• [WRITTEN TASK] Render the following material again verbatim, leaving nothing out.
• • •
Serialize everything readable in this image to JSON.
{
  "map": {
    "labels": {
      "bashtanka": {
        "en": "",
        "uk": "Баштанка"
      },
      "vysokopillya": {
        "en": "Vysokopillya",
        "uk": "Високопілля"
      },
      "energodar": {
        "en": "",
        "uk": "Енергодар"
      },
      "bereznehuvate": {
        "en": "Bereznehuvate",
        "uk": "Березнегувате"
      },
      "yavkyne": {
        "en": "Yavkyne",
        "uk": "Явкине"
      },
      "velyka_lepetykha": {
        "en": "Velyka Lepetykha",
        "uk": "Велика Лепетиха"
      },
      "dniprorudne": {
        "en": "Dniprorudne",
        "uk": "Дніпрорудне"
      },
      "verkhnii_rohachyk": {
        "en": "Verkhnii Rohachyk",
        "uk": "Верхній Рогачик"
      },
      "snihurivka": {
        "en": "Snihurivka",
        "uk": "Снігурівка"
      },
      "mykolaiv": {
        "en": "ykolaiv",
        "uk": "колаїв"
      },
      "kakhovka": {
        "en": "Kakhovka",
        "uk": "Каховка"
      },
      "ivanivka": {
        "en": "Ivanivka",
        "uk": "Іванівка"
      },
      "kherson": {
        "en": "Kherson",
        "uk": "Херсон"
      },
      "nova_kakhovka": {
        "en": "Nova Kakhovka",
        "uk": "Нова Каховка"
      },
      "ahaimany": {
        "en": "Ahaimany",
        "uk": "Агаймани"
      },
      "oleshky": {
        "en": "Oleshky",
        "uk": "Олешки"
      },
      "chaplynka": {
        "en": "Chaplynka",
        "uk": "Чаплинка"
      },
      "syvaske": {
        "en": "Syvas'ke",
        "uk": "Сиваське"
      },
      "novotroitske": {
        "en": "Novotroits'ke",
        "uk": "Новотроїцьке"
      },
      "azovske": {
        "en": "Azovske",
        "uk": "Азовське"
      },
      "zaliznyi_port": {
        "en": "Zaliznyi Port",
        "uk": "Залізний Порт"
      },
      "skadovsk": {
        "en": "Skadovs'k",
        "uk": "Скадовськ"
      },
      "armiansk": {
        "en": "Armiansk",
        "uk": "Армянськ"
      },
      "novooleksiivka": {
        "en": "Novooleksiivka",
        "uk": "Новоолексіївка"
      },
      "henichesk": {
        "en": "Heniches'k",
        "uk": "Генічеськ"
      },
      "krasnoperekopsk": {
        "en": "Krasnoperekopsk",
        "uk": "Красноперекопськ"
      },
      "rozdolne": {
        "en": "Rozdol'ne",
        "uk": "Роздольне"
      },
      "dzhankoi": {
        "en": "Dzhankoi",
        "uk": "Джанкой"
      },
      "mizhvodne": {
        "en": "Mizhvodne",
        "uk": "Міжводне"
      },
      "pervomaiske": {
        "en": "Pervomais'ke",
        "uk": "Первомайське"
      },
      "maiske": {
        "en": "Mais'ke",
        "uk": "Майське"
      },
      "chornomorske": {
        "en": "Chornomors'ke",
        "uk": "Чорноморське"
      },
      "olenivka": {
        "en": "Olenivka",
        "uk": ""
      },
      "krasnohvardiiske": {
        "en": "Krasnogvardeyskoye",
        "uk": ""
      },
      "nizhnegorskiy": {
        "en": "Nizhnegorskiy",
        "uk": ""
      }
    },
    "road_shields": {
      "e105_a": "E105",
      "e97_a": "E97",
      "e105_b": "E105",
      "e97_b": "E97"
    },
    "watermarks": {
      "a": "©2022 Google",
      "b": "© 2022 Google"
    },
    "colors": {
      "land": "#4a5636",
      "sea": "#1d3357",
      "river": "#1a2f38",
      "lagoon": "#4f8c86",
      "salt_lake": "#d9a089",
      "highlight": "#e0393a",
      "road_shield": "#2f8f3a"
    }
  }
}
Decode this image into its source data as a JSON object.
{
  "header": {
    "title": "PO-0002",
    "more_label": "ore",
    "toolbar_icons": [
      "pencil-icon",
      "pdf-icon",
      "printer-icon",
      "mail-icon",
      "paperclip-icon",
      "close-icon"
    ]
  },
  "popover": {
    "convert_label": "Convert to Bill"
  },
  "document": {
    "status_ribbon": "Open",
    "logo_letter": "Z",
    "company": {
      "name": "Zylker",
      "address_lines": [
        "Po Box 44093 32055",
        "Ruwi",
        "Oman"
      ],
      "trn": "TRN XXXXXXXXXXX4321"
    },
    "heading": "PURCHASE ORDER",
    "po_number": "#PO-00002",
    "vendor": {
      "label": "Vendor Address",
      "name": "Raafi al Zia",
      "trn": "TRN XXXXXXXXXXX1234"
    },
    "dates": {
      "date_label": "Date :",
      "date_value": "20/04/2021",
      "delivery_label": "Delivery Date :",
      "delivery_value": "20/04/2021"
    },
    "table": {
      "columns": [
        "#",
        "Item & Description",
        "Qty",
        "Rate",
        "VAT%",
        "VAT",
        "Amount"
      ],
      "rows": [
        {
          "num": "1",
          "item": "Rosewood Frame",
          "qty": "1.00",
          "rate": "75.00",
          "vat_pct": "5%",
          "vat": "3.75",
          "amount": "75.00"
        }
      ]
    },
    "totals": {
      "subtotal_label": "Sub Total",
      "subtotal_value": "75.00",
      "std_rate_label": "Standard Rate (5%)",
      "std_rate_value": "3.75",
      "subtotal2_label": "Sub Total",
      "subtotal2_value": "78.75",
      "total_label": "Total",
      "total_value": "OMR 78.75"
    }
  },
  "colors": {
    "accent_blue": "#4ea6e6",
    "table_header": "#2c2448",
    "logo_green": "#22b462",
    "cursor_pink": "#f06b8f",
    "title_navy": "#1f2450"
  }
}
• • •
• [REPLY]
Serialize everything readable in this image to JSON.
{
  "map": {
    "labels": {
      "bashtanka": {
        "en": "",
        "uk": "Баштанка"
      },
      "vysokopillya": {
        "en": "Vysokopillya",
        "uk": "Високопілля"
      },
      "energodar": {
        "en": "",
        "uk": "Енергодар"
      },
      "bereznehuvate": {
        "en": "Bereznehuvate",
        "uk": "Березнегувате"
      },
      "yavkyne": {
        "en": "Yavkyne",
        "uk": "Явкине"
      },
      "velyka_lepetykha": {
        "en": "Velyka Lepetykha",
        "uk": "Велика Лепетиха"
      },
      "dniprorudne": {
        "en": "Dniprorudne",
        "uk": "Дніпрорудне"
      },
      "verkhnii_rohachyk": {
        "en": "Verkhnii Rohachyk",
        "uk": "Верхній Рогачик"
      },
      "snihurivka": {
        "en": "Snihurivka",
        "uk": "Снігурівка"
      },
      "mykolaiv": {
        "en": "ykolaiv",
        "uk": "колаїв"
      },
      "kakhovka": {
        "en": "Kakhovka",
        "uk": "Каховка"
      },
      "ivanivka": {
        "en": "Ivanivka",
        "uk": "Іванівка"
      },
      "kherson": {
        "en": "Kherson",
        "uk": "Херсон"
      },
      "nova_kakhovka": {
        "en": "Nova Kakhovka",
        "uk": "Нова Каховка"
      },
      "ahaimany": {
        "en": "Ahaimany",
        "uk": "Агаймани"
      },
      "oleshky": {
        "en": "Oleshky",
        "uk": "Олешки"
      },
      "chaplynka": {
        "en": "Chaplynka",
        "uk": "Чаплинка"
      },
      "syvaske": {
        "en": "Syvas'ke",
        "uk": "Сиваське"
      },
      "novotroitske": {
        "en": "Novotroits'ke",
        "uk": "Новотроїцьке"
      },
      "azovske": {
        "en": "Azovske",
        "uk": "Азовське"
      },
      "zaliznyi_port": {
        "en": "Zaliznyi Port",
        "uk": "Залізний Порт"
      },
      "skadovsk": {
        "en": "Skadovs'k",
        "uk": "Скадовськ"
      },
      "armiansk": {
        "en": "Armiansk",
        "uk": "Армянськ"
      },
      "novooleksiivka": {
        "en": "Novooleksiivka",
        "uk": "Новоолексіївка"
      },
      "henichesk": {
        "en": "Heniches'k",
        "uk": "Генічеськ"
      },
      "krasnoperekopsk": {
        "en": "Krasnoperekopsk",
        "uk": "Красноперекопськ"
      },
      "rozdolne": {
        "en": "Rozdol'ne",
        "uk": "Роздольне"
      },
      "dzhankoi": {
        "en": "Dzhankoi",
        "uk": "Джанкой"
      },
      "mizhvodne": {
        "en": "Mizhvodne",
        "uk": "Міжводне"
      },
      "pervomaiske": {
        "en": "Pervomais'ke",
        "uk": "Первомайське"
      },
      "maiske": {
        "en": "Mais'ke",
        "uk": "Майське"
      },
      "chornomorske": {
        "en": "Chornomors'ke",
        "uk": "Чорноморське"
      },
      "olenivka": {
        "en": "Olenivka",
        "uk": ""
      },
      "krasnohvardiiske": {
        "en": "Krasnogvardeyskoye",
        "uk": ""
      },
      "nizhnegorskiy": {
        "en": "Nizhnegorskiy",
        "uk": ""
      }
    },
    "road_shields": {
      "e105_a": "E105",
      "e97_a": "E97",
      "e105_b": "E105",
      "e97_b": "E97"
    },
    "watermarks": {
      "a": "©2022 Google",
      "b": "© 2022 Google"
    },
    "colors": {
      "land": "#4a5636",
      "sea": "#1d3357",
      "river": "#1a2f38",
      "lagoon": "#4f8c86",
      "salt_lake": "#d9a089",
      "highlight": "#e0393a",
      "road_shield": "#2f8f3a"
    }
  }
}
Decode this image into its source data as a JSON object.
{
  "header": {
    "title": "PO-0002",
    "more_label": "ore",
    "toolbar_icons": [
      "pencil-icon",
      "pdf-icon",
      "printer-icon",
      "mail-icon",
      "paperclip-icon",
      "close-icon"
    ]
  },
  "popover": {
    "convert_label": "Convert to Bill"
  },
  "document": {
    "status_ribbon": "Open",
    "logo_letter": "Z",
    "company": {
      "name": "Zylker",
      "address_lines": [
        "Po Box 44093 32055",
        "Ruwi",
        "Oman"
      ],
      "trn": "TRN XXXXXXXXXXX4321"
    },
    "heading": "PURCHASE ORDER",
    "po_number": "#PO-00002",
    "vendor": {
      "label": "Vendor Address",
      "name": "Raafi al Zia",
      "trn": "TRN XXXXXXXXXXX1234"
    },
    "dates": {
      "date_label": "Date :",
      "date_value": "20/04/2021",
      "delivery_label": "Delivery Date :",
      "delivery_value": "20/04/2021"
    },
    "table": {
      "columns": [
        "#",
        "Item & Description",
        "Qty",
        "Rate",
        "VAT%",
        "VAT",
        "Amount"
      ],
      "rows": [
        {
          "num": "1",
          "item": "Rosewood Frame",
          "qty": "1.00",
          "rate": "75.00",
          "vat_pct": "5%",
          "vat": "3.75",
          "amount": "75.00"
        }
      ]
    },
    "totals": {
      "subtotal_label": "Sub Total",
      "subtotal_value": "75.00",
      "std_rate_label": "Standard Rate (5%)",
      "std_rate_value": "3.75",
      "subtotal2_label": "Sub Total",
      "subtotal2_value": "78.75",
      "total_label": "Total",
      "total_value": "OMR 78.75"
    }
  },
  "colors": {
    "accent_blue": "#4ea6e6",
    "table_header": "#2c2448",
    "logo_green": "#22b462",
    "cursor_pink": "#f06b8f",
    "title_navy": "#1f2450"
  }
}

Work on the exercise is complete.